Extract to read.
....

Kashino Dikro () is a 1979 Indian Gujarati film directed by Kanti Madia. Being the first and the only film of Madia, it starred Rajiv, Ragini, Rita Bhaduri, and Pranlal Kharsani. The film was produced by Cine India International. Adapted from Vinodini Nilkanth's short story Dariyav Dil, film's script and dialogues were written by Prabodh Joshi. Barun Mukherji was a cinematographer.

The film features music composed by Kshemu Divetia, who earned State Films Award in Best Music Director category for the film.

Plot 
Kashi (Ragini) raises her brother-in-law (Rajiv), who dies on his wedding night from snakebite. His widowed wife Rama (Bhaduri) get raped by Kashi's husband, and she becomes pregnant. Kashi decides to save her family's as well as Rama's honour by pretending to be a pregnant herself, and later adopts Rama's son as her own. In the end, Kashi dies. She has been described as an icon of saintly motherhood.

....

Source data.

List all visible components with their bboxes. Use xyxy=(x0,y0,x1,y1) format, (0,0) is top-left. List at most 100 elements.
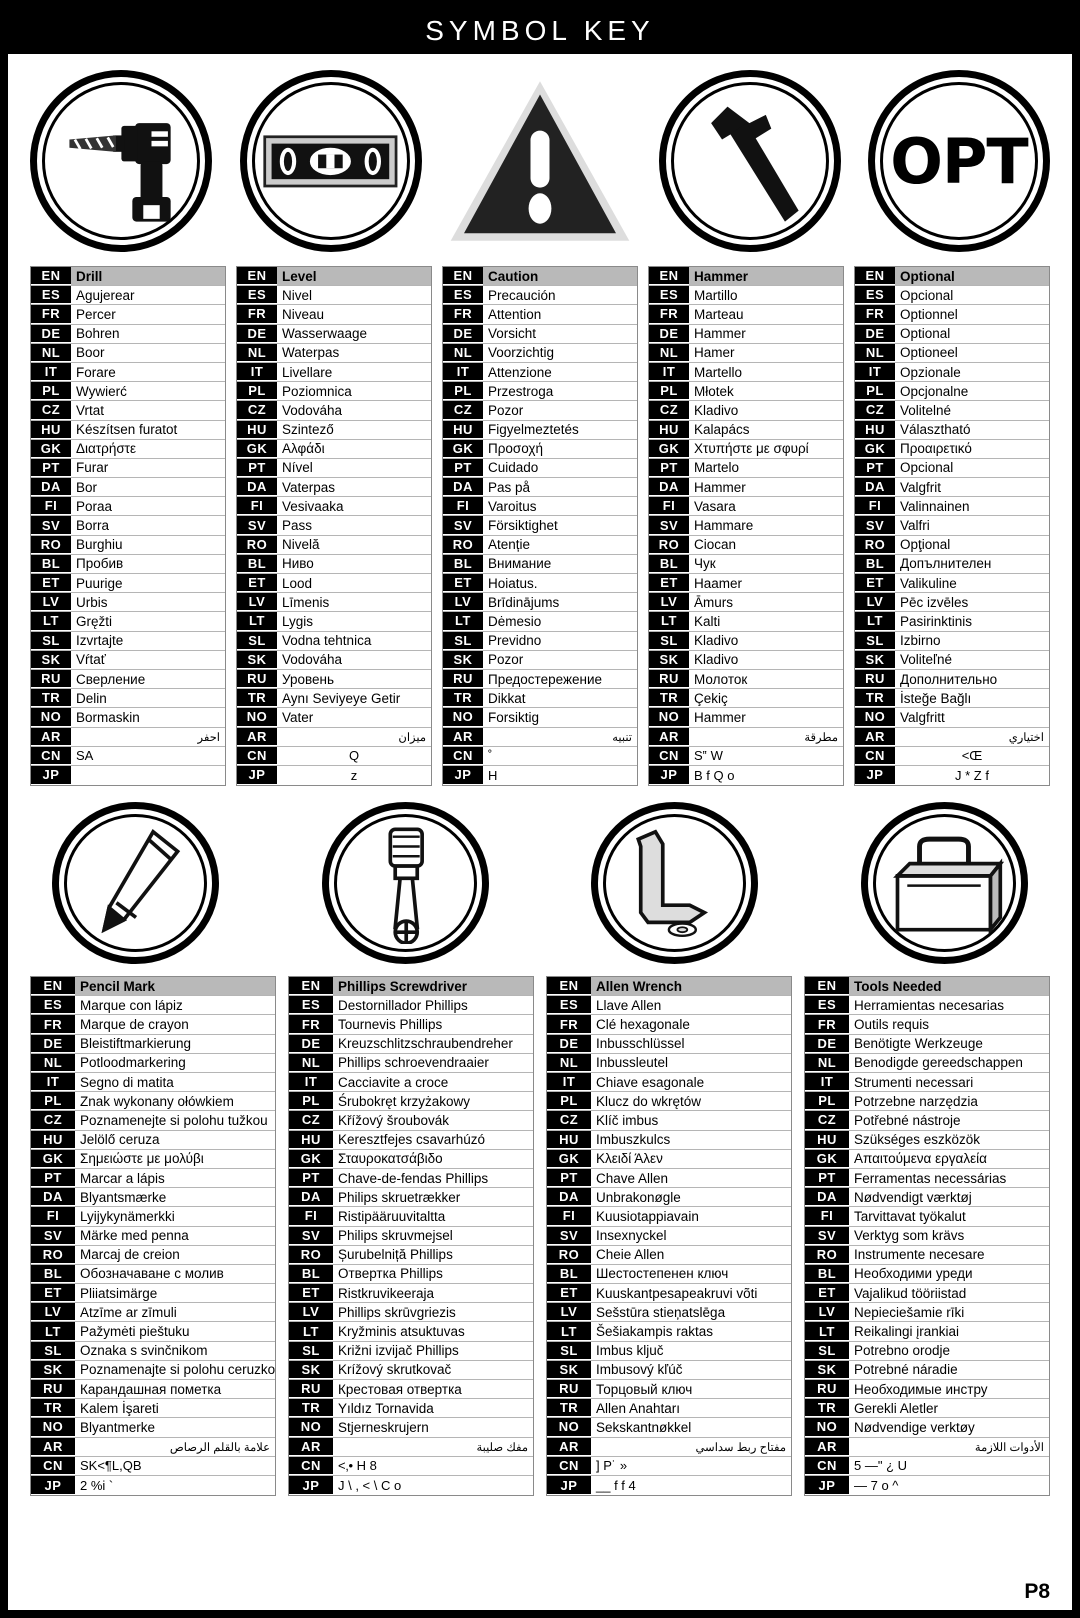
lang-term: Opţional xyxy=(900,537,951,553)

....

Work to complete.
• A. Translate this sentence from the Kashino Dikro article into Spanish: "The film was produced by Cine India International."
• B. Name every actor the Kashino Dikro article says starred in the film.
• C. From the Kashino Dikro article, write out the passage starting at "Kashino Dikro ()" and ending at "was a cinematographer.".
The listing is separate material, unrelated to the article on Kashino Dikro.

Responses in order.
• A. La película fue producida por Cine India International.

• B. Rajiv, Ragini, Rita Bhaduri, Pranlal Kharsani

• C.
Kashino Dikro () is a 1979 Indian Gujarati film directed by Kanti Madia. Being the first and the only film of Madia, it starred Rajiv, Ragini, Rita Bhaduri, and Pranlal Kharsani. The film was produced by Cine India International. Adapted from Vinodini Nilkanth's short story Dariyav Dil, film's script and dialogues were written by Prabodh Joshi. Barun Mukherji was a cinematographer.